Drop every picture and give the entries back exactly.

#####

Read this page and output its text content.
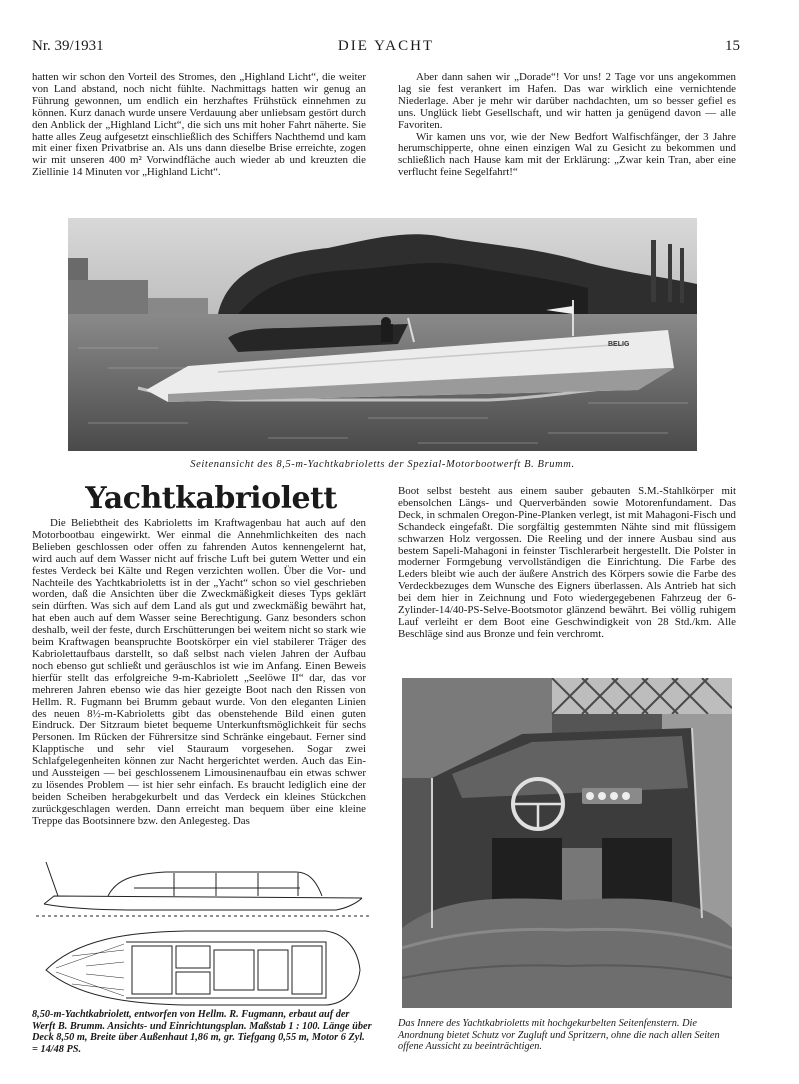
Nr. 39/1931	DIE YACHT	15

hatten wir schon den Vorteil des Stromes, den „Highland Licht“, die weiter von Land abstand, noch nicht fühlte. Nachmittags hatten wir genug an Führung gewonnen, um endlich ein herzhaftes Frühstück einnehmen zu können. Kurz danach wurde unsere Verdauung aber unliebsam gestört durch den Anblick der „Highland Licht“, die sich uns mit hoher Fahrt näherte. Sie hatte alles Zeug aufgesetzt einschließlich des Schiffers Nachthemd und kam mit einer fixen Privatbrise an. Als uns dann dieselbe Brise erreichte, zogen wir mit unseren 400 m² Vorwindfläche auch wieder ab und kreuzten die Ziellinie 14 Minuten vor „Highland Licht“.

Aber dann sahen wir „Dorade“! Vor uns! 2 Tage vor uns angekommen lag sie fest verankert im Hafen. Das war wirklich eine vernichtende Niederlage. Aber je mehr wir darüber nachdachten, um so besser gefiel es uns. Unglück liebt Gesellschaft, und wir hatten ja genügend davon — alle Favoriten.

Wir kamen uns vor, wie der New Bedfort Walfischfänger, der 3 Jahre herumschipperte, ohne einen einzigen Wal zu Gesicht zu bekommen und schließlich nach Hause kam mit der Erklärung: „Zwar kein Tran, aber eine verflucht feine Segelfahrt!“

BELIG
Seitenansicht des 8,5-m-Yachtkabrioletts der Spezial-Motorbootwerft B. Brumm.
Yachtkabriolett

Die Beliebtheit des Kabrioletts im Kraftwagenbau hat auch auf den Motorbootbau eingewirkt. Wer einmal die Annehmlichkeiten des nach Belieben geschlossen oder offen zu fahrenden Autos kennengelernt hat, wird auch auf dem Wasser nicht auf frische Luft bei gutem Wetter und ein festes Verdeck bei Kälte und Regen verzichten wollen. Über die Vor- und Nachteile des Yachtkabrioletts ist in der „Yacht“ schon so viel geschrieben worden, daß die Ansichten über die Zweckmäßigkeit dieses Typs geklärt sein dürften. Was sich auf dem Land als gut und zweckmäßig bewährt hat, hat eben auch auf dem Wasser seine Berechtigung. Ganz besonders schon deshalb, weil der feste, durch Erschütterungen bei weitem nicht so stark wie beim Kraftwagen beanspruchte Bootskörper ein viel stabilerer Träger des Kabriolettaufbaus darstellt, so daß selbst nach vielen Jahren der Aufbau noch ebenso gut schließt und geräuschlos ist wie im Anfang. Einen Beweis hierfür stellt das erfolgreiche 9-m-Kabriolett „Seelöwe II“ dar, das vor mehreren Jahren ebenso wie das hier gezeigte Boot nach den Rissen von Hellm. R. Fugmann bei Brumm gebaut wurde. Von den eleganten Linien des neuen 8½-m-Kabrioletts gibt das obenstehende Bild einen guten Eindruck. Der Sitzraum bietet bequeme Unterkunftsmöglichkeit für sechs Personen. Im Rücken der Führersitze sind Schränke eingebaut. Ferner sind Klapptische und sehr viel Stauraum vorgesehen. Sogar zwei Schlafgelegenheiten können zur Nacht hergerichtet werden. Auch das Ein- und Aussteigen — bei geschlossenem Limousinenaufbau ein etwas schwer zu lösendes Problem — ist hier sehr einfach. Es braucht lediglich eine der beiden Scheiben herabgekurbelt und das Verdeck ein kleines Stückchen zurückgeschlagen werden. Dann erreicht man bequem über eine kleine Treppe das Bootsinnere bzw. den Anlegesteg. Das

Boot selbst besteht aus einem sauber gebauten S.M.-Stahlkörper mit ebensolchen Längs- und Querverbänden sowie Motorenfundament. Das Deck, in schmalen Oregon-Pine-Planken verlegt, ist mit Mahagoni-Fisch und Schandeck eingefaßt. Die sorgfältig gestemmten Nähte sind mit flüssigem schwarzen Holz vergossen. Die Reeling und der innere Ausbau sind aus bestem Sapeli-Mahagoni in feinster Tischlerarbeit hergestellt. Die Polster in moderner Formgebung vervollständigen die Einrichtung. Die Farbe des Leders bleibt wie auch der äußere Anstrich des Körpers sowie die Farbe des Verdeckbezuges dem Wunsche des Eigners überlassen. Als Antrieb hat sich bei dem hier in Zeichnung und Foto wiedergegebenen Fahrzeug der 6-Zylinder-14/40-PS-Selve-Bootsmotor glänzend bewährt. Bei völlig ruhigem Lauf verleiht er dem Boot eine Geschwindigkeit von 28 Std./km. Alle Beschläge sind aus Bronze und fein verchromt.

8,50-m-Yachtkabriolett, entworfen von Hellm. R. Fugmann, erbaut auf der Werft B. Brumm. Ansichts- und Einrichtungsplan. Maßstab 1 : 100. Länge über Deck 8,50 m, Breite über Außenhaut 1,86 m, gr. Tiefgang 0,55 m, Motor 6 Zyl. = 14/48 PS.
Das Innere des Yachtkabrioletts mit hochgekurbelten Seitenfenstern. Die Anordnung bietet Schutz vor Zugluft und Spritzern, ohne die nach allen Seiten offene Aussicht zu beeinträchtigen.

#####

§ Written response
Read this page and output its text content.
Nr. 39/1931	DIE YACHT	15

hatten wir schon den Vorteil des Stromes, den „Highland Licht“, die weiter von Land abstand, noch nicht fühlte. Nachmittags hatten wir genug an Führung gewonnen, um endlich ein herzhaftes Frühstück einnehmen zu können. Kurz danach wurde unsere Verdauung aber unliebsam gestört durch den Anblick der „Highland Licht“, die sich uns mit hoher Fahrt näherte. Sie hatte alles Zeug aufgesetzt einschließlich des Schiffers Nachthemd und kam mit einer fixen Privatbrise an. Als uns dann dieselbe Brise erreichte, zogen wir mit unseren 400 m² Vorwindfläche auch wieder ab und kreuzten die Ziellinie 14 Minuten vor „Highland Licht“.

Aber dann sahen wir „Dorade“! Vor uns! 2 Tage vor uns angekommen lag sie fest verankert im Hafen. Das war wirklich eine vernichtende Niederlage. Aber je mehr wir darüber nachdachten, um so besser gefiel es uns. Unglück liebt Gesellschaft, und wir hatten ja genügend davon — alle Favoriten.

Wir kamen uns vor, wie der New Bedfort Walfischfänger, der 3 Jahre herumschipperte, ohne einen einzigen Wal zu Gesicht zu bekommen und schließlich nach Hause kam mit der Erklärung: „Zwar kein Tran, aber eine verflucht feine Segelfahrt!“

BELIG
Seitenansicht des 8,5-m-Yachtkabrioletts der Spezial-Motorbootwerft B. Brumm.
Yachtkabriolett

Die Beliebtheit des Kabrioletts im Kraftwagenbau hat auch auf den Motorbootbau eingewirkt. Wer einmal die Annehmlichkeiten des nach Belieben geschlossen oder offen zu fahrenden Autos kennengelernt hat, wird auch auf dem Wasser nicht auf frische Luft bei gutem Wetter und ein festes Verdeck bei Kälte und Regen verzichten wollen. Über die Vor- und Nachteile des Yachtkabrioletts ist in der „Yacht“ schon so viel geschrieben worden, daß die Ansichten über die Zweckmäßigkeit dieses Typs geklärt sein dürften. Was sich auf dem Land als gut und zweckmäßig bewährt hat, hat eben auch auf dem Wasser seine Berechtigung. Ganz besonders schon deshalb, weil der feste, durch Erschütterungen bei weitem nicht so stark wie beim Kraftwagen beanspruchte Bootskörper ein viel stabilerer Träger des Kabriolettaufbaus darstellt, so daß selbst nach vielen Jahren der Aufbau noch ebenso gut schließt und geräuschlos ist wie im Anfang. Einen Beweis hierfür stellt das erfolgreiche 9-m-Kabriolett „Seelöwe II“ dar, das vor mehreren Jahren ebenso wie das hier gezeigte Boot nach den Rissen von Hellm. R. Fugmann bei Brumm gebaut wurde. Von den eleganten Linien des neuen 8½-m-Kabrioletts gibt das obenstehende Bild einen guten Eindruck. Der Sitzraum bietet bequeme Unterkunftsmöglichkeit für sechs Personen. Im Rücken der Führersitze sind Schränke eingebaut. Ferner sind Klapptische und sehr viel Stauraum vorgesehen. Sogar zwei Schlafgelegenheiten können zur Nacht hergerichtet werden. Auch das Ein- und Aussteigen — bei geschlossenem Limousinenaufbau ein etwas schwer zu lösendes Problem — ist hier sehr einfach. Es braucht lediglich eine der beiden Scheiben herabgekurbelt und das Verdeck ein kleines Stückchen zurückgeschlagen werden. Dann erreicht man bequem über eine kleine Treppe das Bootsinnere bzw. den Anlegesteg. Das

Boot selbst besteht aus einem sauber gebauten S.M.-Stahlkörper mit ebensolchen Längs- und Querverbänden sowie Motorenfundament. Das Deck, in schmalen Oregon-Pine-Planken verlegt, ist mit Mahagoni-Fisch und Schandeck eingefaßt. Die sorgfältig gestemmten Nähte sind mit flüssigem schwarzen Holz vergossen. Die Reeling und der innere Ausbau sind aus bestem Sapeli-Mahagoni in feinster Tischlerarbeit hergestellt. Die Polster in moderner Formgebung vervollständigen die Einrichtung. Die Farbe des Leders bleibt wie auch der äußere Anstrich des Körpers sowie die Farbe des Verdeckbezuges dem Wunsche des Eigners überlassen. Als Antrieb hat sich bei dem hier in Zeichnung und Foto wiedergegebenen Fahrzeug der 6-Zylinder-14/40-PS-Selve-Bootsmotor glänzend bewährt. Bei völlig ruhigem Lauf verleiht er dem Boot eine Geschwindigkeit von 28 Std./km. Alle Beschläge sind aus Bronze und fein verchromt.

8,50-m-Yachtkabriolett, entworfen von Hellm. R. Fugmann, erbaut auf der Werft B. Brumm. Ansichts- und Einrichtungsplan. Maßstab 1 : 100. Länge über Deck 8,50 m, Breite über Außenhaut 1,86 m, gr. Tiefgang 0,55 m, Motor 6 Zyl. = 14/48 PS.
Das Innere des Yachtkabrioletts mit hochgekurbelten Seitenfenstern. Die Anordnung bietet Schutz vor Zugluft und Spritzern, ohne die nach allen Seiten offene Aussicht zu beeinträchtigen.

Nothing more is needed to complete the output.